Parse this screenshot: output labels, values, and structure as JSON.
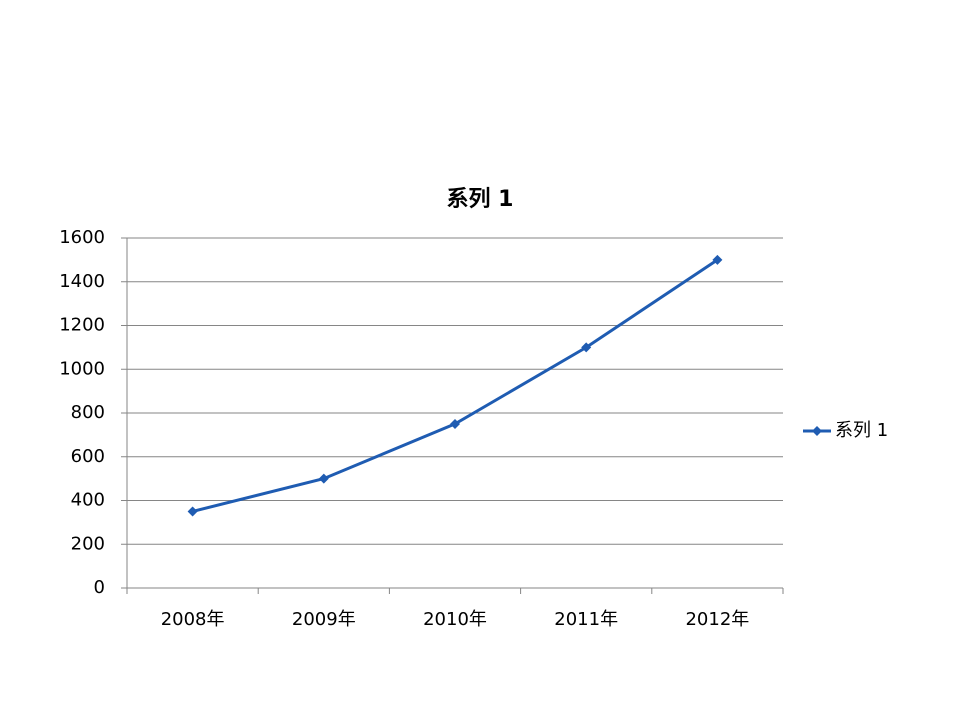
{
  "chart_data": {
    "type": "line",
    "title": "系列 1",
    "categories": [
      "2008年",
      "2009年",
      "2010年",
      "2011年",
      "2012年"
    ],
    "series": [
      {
        "name": "系列 1",
        "color": "#1f5cb2",
        "values": [
          350,
          500,
          750,
          1100,
          1500
        ]
      }
    ],
    "ylim": [
      0,
      1600
    ],
    "yticks": [
      0,
      200,
      400,
      600,
      800,
      1000,
      1200,
      1400,
      1600
    ],
    "grid": true,
    "legend": "right"
  }
}
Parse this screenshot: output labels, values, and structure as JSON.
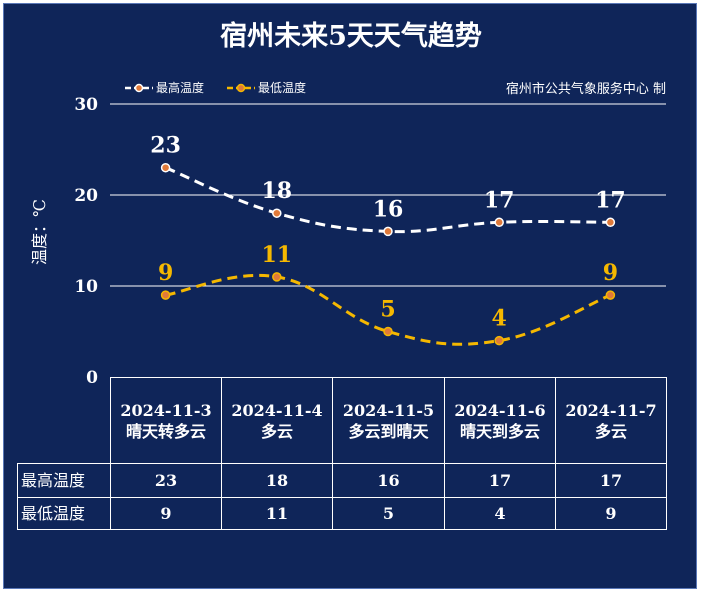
{
  "title": "宿州未来5天天气趋势",
  "producer": "宿州市公共气象服务中心 制",
  "colors": {
    "background": "#0f2559",
    "high": "#ffffff",
    "low": "#f5b800",
    "marker_fill": "#e07a3a"
  },
  "chart_data": {
    "type": "line",
    "ylabel": "温度：℃",
    "ylim": [
      0,
      30
    ],
    "yticks": [
      "0",
      "10",
      "20",
      "30"
    ],
    "grid": true,
    "legend_position": "top-left",
    "categories": [
      {
        "date": "2024-11-3",
        "weather": "晴天转多云"
      },
      {
        "date": "2024-11-4",
        "weather": "多云"
      },
      {
        "date": "2024-11-5",
        "weather": "多云到晴天"
      },
      {
        "date": "2024-11-6",
        "weather": "晴天到多云"
      },
      {
        "date": "2024-11-7",
        "weather": "多云"
      }
    ],
    "series": [
      {
        "name": "最高温度",
        "values": [
          23,
          18,
          16,
          17,
          17
        ],
        "color": "#ffffff"
      },
      {
        "name": "最低温度",
        "values": [
          9,
          11,
          5,
          4,
          9
        ],
        "color": "#f5b800"
      }
    ]
  },
  "table": {
    "row_high_label": "最高温度",
    "row_low_label": "最低温度"
  }
}
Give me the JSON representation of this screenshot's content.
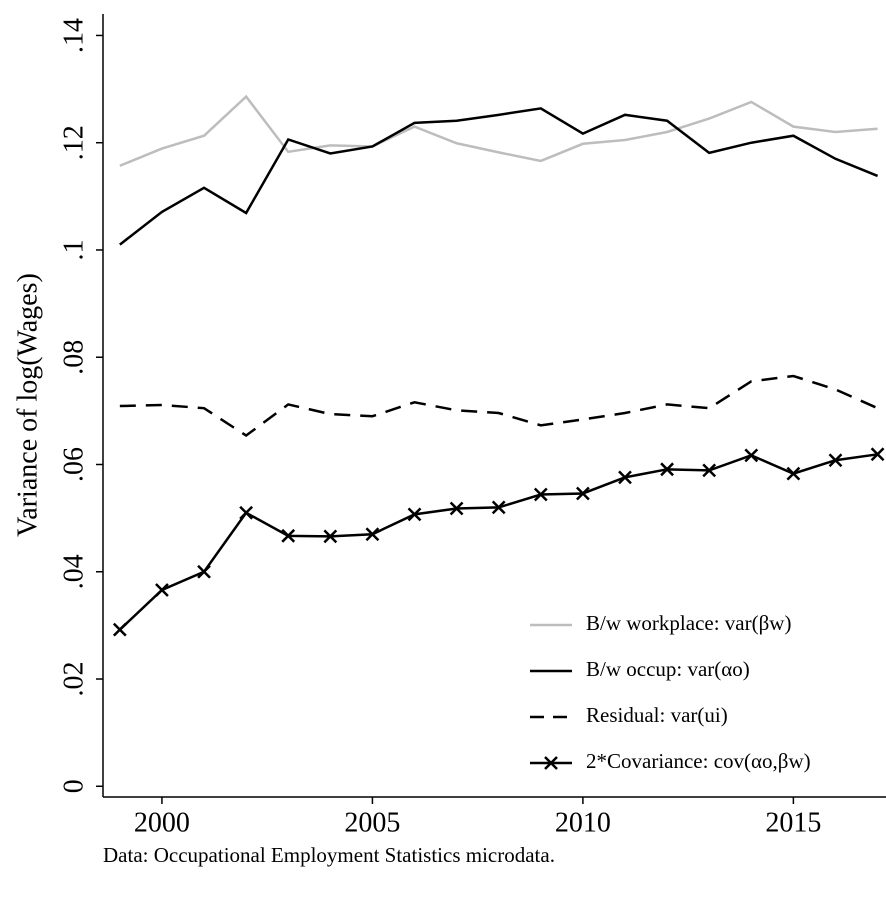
{
  "chart_data": {
    "type": "line",
    "ylabel": "Variance of log(Wages)",
    "note": "Data: Occupational Employment Statistics microdata.",
    "x": [
      1999,
      2000,
      2001,
      2002,
      2003,
      2004,
      2005,
      2006,
      2007,
      2008,
      2009,
      2010,
      2011,
      2012,
      2013,
      2014,
      2015,
      2016,
      2017
    ],
    "series": [
      {
        "name": "B/w workplace: var(βw)",
        "color": "#bdbdbd",
        "dash": "solid",
        "marker": "none",
        "values": [
          0.1157,
          0.1189,
          0.1213,
          0.1286,
          0.1183,
          0.1195,
          0.1193,
          0.123,
          0.1199,
          0.1182,
          0.1166,
          0.1198,
          0.1205,
          0.122,
          0.1245,
          0.1276,
          0.123,
          0.122,
          0.1226
        ]
      },
      {
        "name": "B/w occup: var(αo)",
        "color": "#000000",
        "dash": "solid",
        "marker": "none",
        "values": [
          0.101,
          0.1071,
          0.1116,
          0.1069,
          0.1206,
          0.118,
          0.1193,
          0.1237,
          0.1241,
          0.1252,
          0.1264,
          0.1217,
          0.1252,
          0.1241,
          0.1181,
          0.12,
          0.1213,
          0.117,
          0.1138
        ]
      },
      {
        "name": "Residual: var(ui)",
        "color": "#000000",
        "dash": "dashed",
        "marker": "none",
        "values": [
          0.0709,
          0.0711,
          0.0705,
          0.0654,
          0.0712,
          0.0694,
          0.069,
          0.0716,
          0.0701,
          0.0696,
          0.0673,
          0.0684,
          0.0696,
          0.0712,
          0.0705,
          0.0755,
          0.0765,
          0.074,
          0.0705
        ]
      },
      {
        "name": "2*Covariance: cov(αo,βw)",
        "color": "#000000",
        "dash": "solid",
        "marker": "x",
        "values": [
          0.0292,
          0.0366,
          0.04,
          0.051,
          0.0467,
          0.0466,
          0.047,
          0.0507,
          0.0518,
          0.052,
          0.0544,
          0.0546,
          0.0576,
          0.0591,
          0.0589,
          0.0617,
          0.0583,
          0.0608,
          0.0619
        ]
      }
    ],
    "xlim": [
      1998.6,
      2017.2
    ],
    "xticks": [
      2000,
      2005,
      2010,
      2015
    ],
    "ylim": [
      -0.002,
      0.144
    ],
    "yticks": [
      0,
      {
        "value": 0.02,
        "label": ".02"
      },
      {
        "value": 0.04,
        "label": ".04"
      },
      {
        "value": 0.06,
        "label": ".06"
      },
      {
        "value": 0.08,
        "label": ".08"
      },
      {
        "value": 0.1,
        "label": ".1"
      },
      {
        "value": 0.12,
        "label": ".12"
      },
      {
        "value": 0.14,
        "label": ".14"
      }
    ],
    "grid": false,
    "legend": "lower right"
  }
}
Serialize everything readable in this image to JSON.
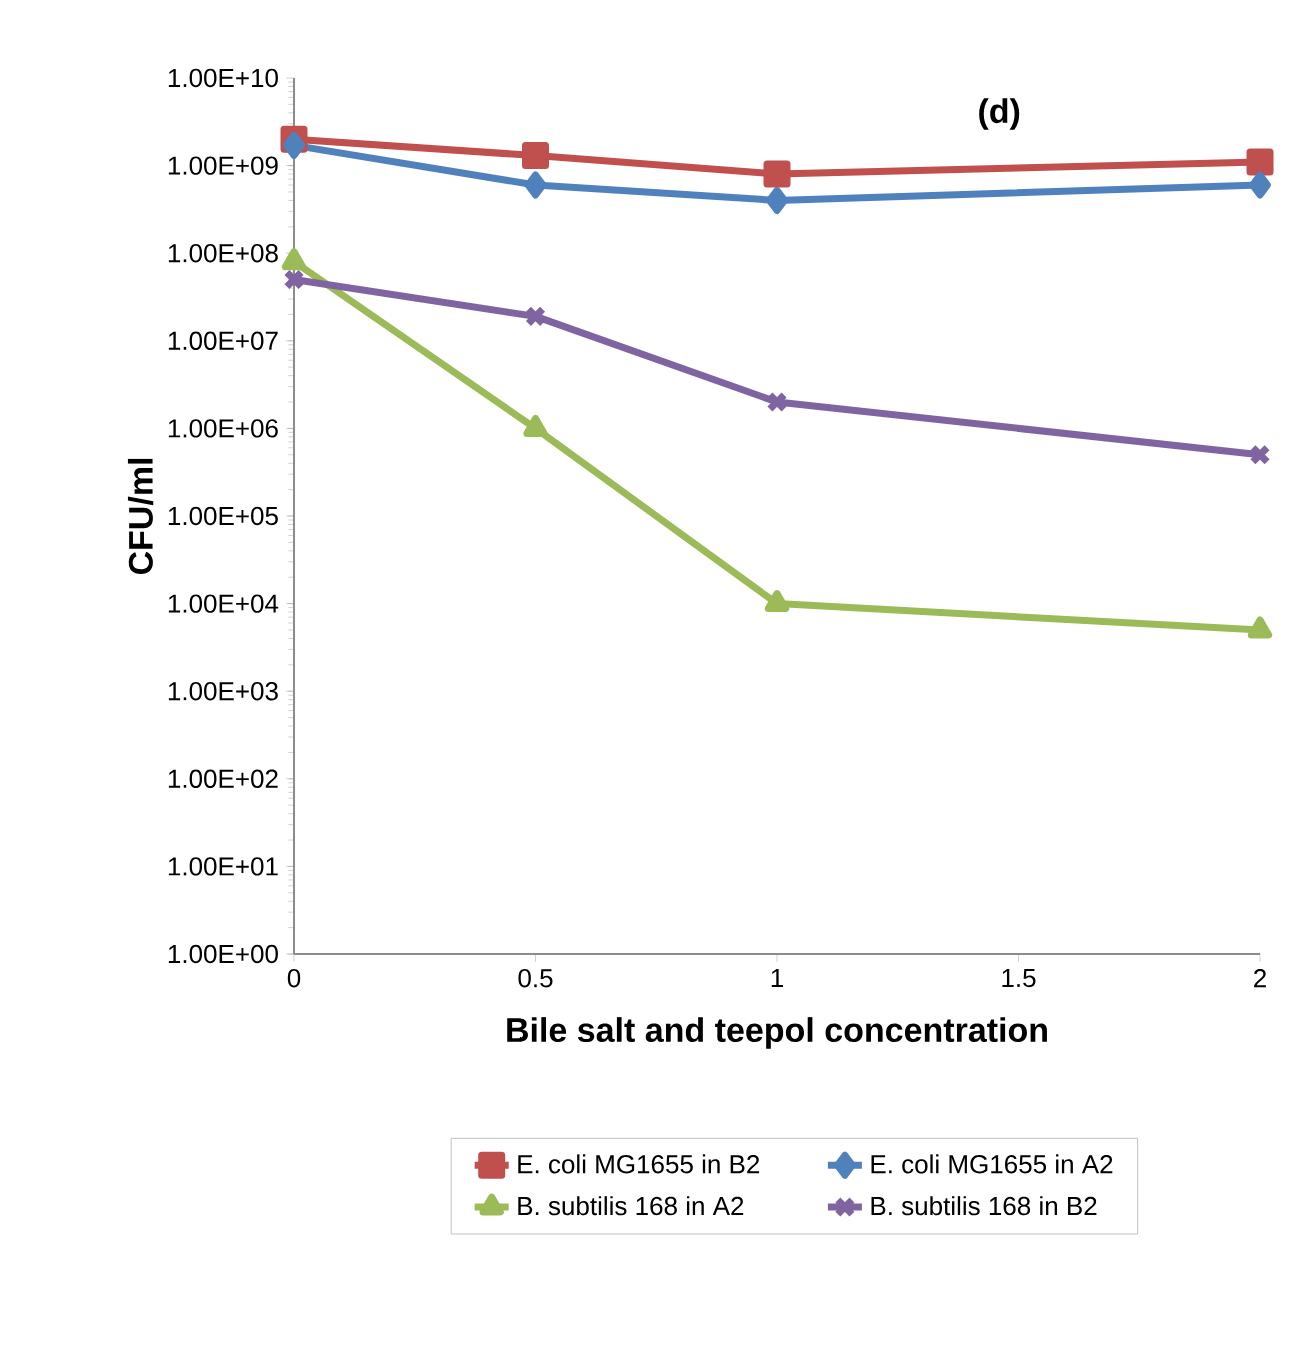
{
  "chart_data": {
    "type": "line",
    "annotations": [
      "(d)"
    ],
    "xlabel": "Bile salt and teepol concentration",
    "ylabel": "CFU/ml",
    "x": [
      0,
      0.5,
      1,
      2
    ],
    "series": [
      {
        "name": "E. coli MG1655 in B2",
        "color": "#c0504d",
        "marker": "square",
        "values": [
          2000000000,
          1300000000,
          800000000,
          1100000000
        ]
      },
      {
        "name": "E. coli MG1655 in A2",
        "color": "#4f81bd",
        "marker": "diamond",
        "values": [
          1700000000,
          600000000,
          400000000,
          600000000
        ]
      },
      {
        "name": "B. subtilis 168 in A2",
        "color": "#9bbb59",
        "marker": "triangle",
        "values": [
          80000000,
          1000000,
          10000,
          5000
        ]
      },
      {
        "name": "B. subtilis 168 in B2",
        "color": "#8064a2",
        "marker": "cross",
        "values": [
          50000000,
          19000000,
          2000000,
          500000
        ]
      }
    ],
    "log": "y",
    "grid": false,
    "legend": "bottom",
    "line_style": "solid",
    "xlim": [
      0,
      2
    ],
    "xticks": [
      0,
      0.5,
      1,
      1.5,
      2
    ],
    "ylim": [
      1,
      10000000000
    ],
    "yticks": [
      {
        "value": 1,
        "label": "1.00E+00"
      },
      {
        "value": 10,
        "label": "1.00E+01"
      },
      {
        "value": 100,
        "label": "1.00E+02"
      },
      {
        "value": 1000,
        "label": "1.00E+03"
      },
      {
        "value": 10000,
        "label": "1.00E+04"
      },
      {
        "value": 100000,
        "label": "1.00E+05"
      },
      {
        "value": 1000000,
        "label": "1.00E+06"
      },
      {
        "value": 10000000,
        "label": "1.00E+07"
      },
      {
        "value": 100000000,
        "label": "1.00E+08"
      },
      {
        "value": 1000000000,
        "label": "1.00E+09"
      },
      {
        "value": 10000000000,
        "label": "1.00E+10"
      }
    ]
  }
}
* * *
## What is required
Print the complete listing exactly as it stands, without its pictures.

## Output of the exercise
Parse this screenshot: output labels, values, and structure as JSON.
{
  "chart_data": {
    "type": "line",
    "title": "系列 1",
    "categories": [
      "2008年",
      "2009年",
      "2010年",
      "2011年",
      "2012年"
    ],
    "series": [
      {
        "name": "系列 1",
        "color": "#1f5cb2",
        "values": [
          350,
          500,
          750,
          1100,
          1500
        ]
      }
    ],
    "ylim": [
      0,
      1600
    ],
    "yticks": [
      0,
      200,
      400,
      600,
      800,
      1000,
      1200,
      1400,
      1600
    ],
    "grid": true,
    "legend": "right"
  }
}
Parse this screenshot: output labels, values, and structure as JSON.
{
  "title": "宿州未来5天天气趋势",
  "producer": "宿州市公共气象服务中心 制",
  "colors": {
    "background": "#0f2559",
    "high": "#ffffff",
    "low": "#f5b800",
    "marker_fill": "#e07a3a"
  },
  "chart_data": {
    "type": "line",
    "ylabel": "温度：℃",
    "ylim": [
      0,
      30
    ],
    "yticks": [
      "0",
      "10",
      "20",
      "30"
    ],
    "grid": true,
    "legend_position": "top-left",
    "categories": [
      {
        "date": "2024-11-3",
        "weather": "晴天转多云"
      },
      {
        "date": "2024-11-4",
        "weather": "多云"
      },
      {
        "date": "2024-11-5",
        "weather": "多云到晴天"
      },
      {
        "date": "2024-11-6",
        "weather": "晴天到多云"
      },
      {
        "date": "2024-11-7",
        "weather": "多云"
      }
    ],
    "series": [
      {
        "name": "最高温度",
        "values": [
          23,
          18,
          16,
          17,
          17
        ],
        "color": "#ffffff"
      },
      {
        "name": "最低温度",
        "values": [
          9,
          11,
          5,
          4,
          9
        ],
        "color": "#f5b800"
      }
    ]
  },
  "table": {
    "row_high_label": "最高温度",
    "row_low_label": "最低温度"
  }
}
Give me the JSON representation of this screenshot's content.
{
  "chart_data": {
    "type": "line",
    "ylabel": "Variance of log(Wages)",
    "note": "Data: Occupational Employment Statistics microdata.",
    "x": [
      1999,
      2000,
      2001,
      2002,
      2003,
      2004,
      2005,
      2006,
      2007,
      2008,
      2009,
      2010,
      2011,
      2012,
      2013,
      2014,
      2015,
      2016,
      2017
    ],
    "series": [
      {
        "name": "B/w workplace: var(βw)",
        "color": "#bdbdbd",
        "dash": "solid",
        "marker": "none",
        "values": [
          0.1157,
          0.1189,
          0.1213,
          0.1286,
          0.1183,
          0.1195,
          0.1193,
          0.123,
          0.1199,
          0.1182,
          0.1166,
          0.1198,
          0.1205,
          0.122,
          0.1245,
          0.1276,
          0.123,
          0.122,
          0.1226
        ]
      },
      {
        "name": "B/w occup: var(αo)",
        "color": "#000000",
        "dash": "solid",
        "marker": "none",
        "values": [
          0.101,
          0.1071,
          0.1116,
          0.1069,
          0.1206,
          0.118,
          0.1193,
          0.1237,
          0.1241,
          0.1252,
          0.1264,
          0.1217,
          0.1252,
          0.1241,
          0.1181,
          0.12,
          0.1213,
          0.117,
          0.1138
        ]
      },
      {
        "name": "Residual: var(ui)",
        "color": "#000000",
        "dash": "dashed",
        "marker": "none",
        "values": [
          0.0709,
          0.0711,
          0.0705,
          0.0654,
          0.0712,
          0.0694,
          0.069,
          0.0716,
          0.0701,
          0.0696,
          0.0673,
          0.0684,
          0.0696,
          0.0712,
          0.0705,
          0.0755,
          0.0765,
          0.074,
          0.0705
        ]
      },
      {
        "name": "2*Covariance: cov(αo,βw)",
        "color": "#000000",
        "dash": "solid",
        "marker": "x",
        "values": [
          0.0292,
          0.0366,
          0.04,
          0.051,
          0.0467,
          0.0466,
          0.047,
          0.0507,
          0.0518,
          0.052,
          0.0544,
          0.0546,
          0.0576,
          0.0591,
          0.0589,
          0.0617,
          0.0583,
          0.0608,
          0.0619
        ]
      }
    ],
    "xlim": [
      1998.6,
      2017.2
    ],
    "xticks": [
      2000,
      2005,
      2010,
      2015
    ],
    "ylim": [
      -0.002,
      0.144
    ],
    "yticks": [
      0,
      {
        "value": 0.02,
        "label": ".02"
      },
      {
        "value": 0.04,
        "label": ".04"
      },
      {
        "value": 0.06,
        "label": ".06"
      },
      {
        "value": 0.08,
        "label": ".08"
      },
      {
        "value": 0.1,
        "label": ".1"
      },
      {
        "value": 0.12,
        "label": ".12"
      },
      {
        "value": 0.14,
        "label": ".14"
      }
    ],
    "grid": false,
    "legend": "lower right"
  }
}
Serialize everything readable in this image to JSON.
{
  "chart_data": {
    "type": "line",
    "annotations": [
      "(d)"
    ],
    "xlabel": "Bile salt and teepol concentration",
    "ylabel": "CFU/ml",
    "x": [
      0,
      0.5,
      1,
      2
    ],
    "series": [
      {
        "name": "E. coli MG1655 in B2",
        "color": "#c0504d",
        "marker": "square",
        "values": [
          2000000000,
          1300000000,
          800000000,
          1100000000
        ]
      },
      {
        "name": "E. coli MG1655 in A2",
        "color": "#4f81bd",
        "marker": "diamond",
        "values": [
          1700000000,
          600000000,
          400000000,
          600000000
        ]
      },
      {
        "name": "B. subtilis 168 in A2",
        "color": "#9bbb59",
        "marker": "triangle",
        "values": [
          80000000,
          1000000,
          10000,
          5000
        ]
      },
      {
        "name": "B. subtilis 168 in B2",
        "color": "#8064a2",
        "marker": "cross",
        "values": [
          50000000,
          19000000,
          2000000,
          500000
        ]
      }
    ],
    "log": "y",
    "grid": false,
    "legend": "bottom",
    "line_style": "solid",
    "xlim": [
      0,
      2
    ],
    "xticks": [
      0,
      0.5,
      1,
      1.5,
      2
    ],
    "ylim": [
      1,
      10000000000
    ],
    "yticks": [
      {
        "value": 1,
        "label": "1.00E+00"
      },
      {
        "value": 10,
        "label": "1.00E+01"
      },
      {
        "value": 100,
        "label": "1.00E+02"
      },
      {
        "value": 1000,
        "label": "1.00E+03"
      },
      {
        "value": 10000,
        "label": "1.00E+04"
      },
      {
        "value": 100000,
        "label": "1.00E+05"
      },
      {
        "value": 1000000,
        "label": "1.00E+06"
      },
      {
        "value": 10000000,
        "label": "1.00E+07"
      },
      {
        "value": 100000000,
        "label": "1.00E+08"
      },
      {
        "value": 1000000000,
        "label": "1.00E+09"
      },
      {
        "value": 10000000000,
        "label": "1.00E+10"
      }
    ]
  }
}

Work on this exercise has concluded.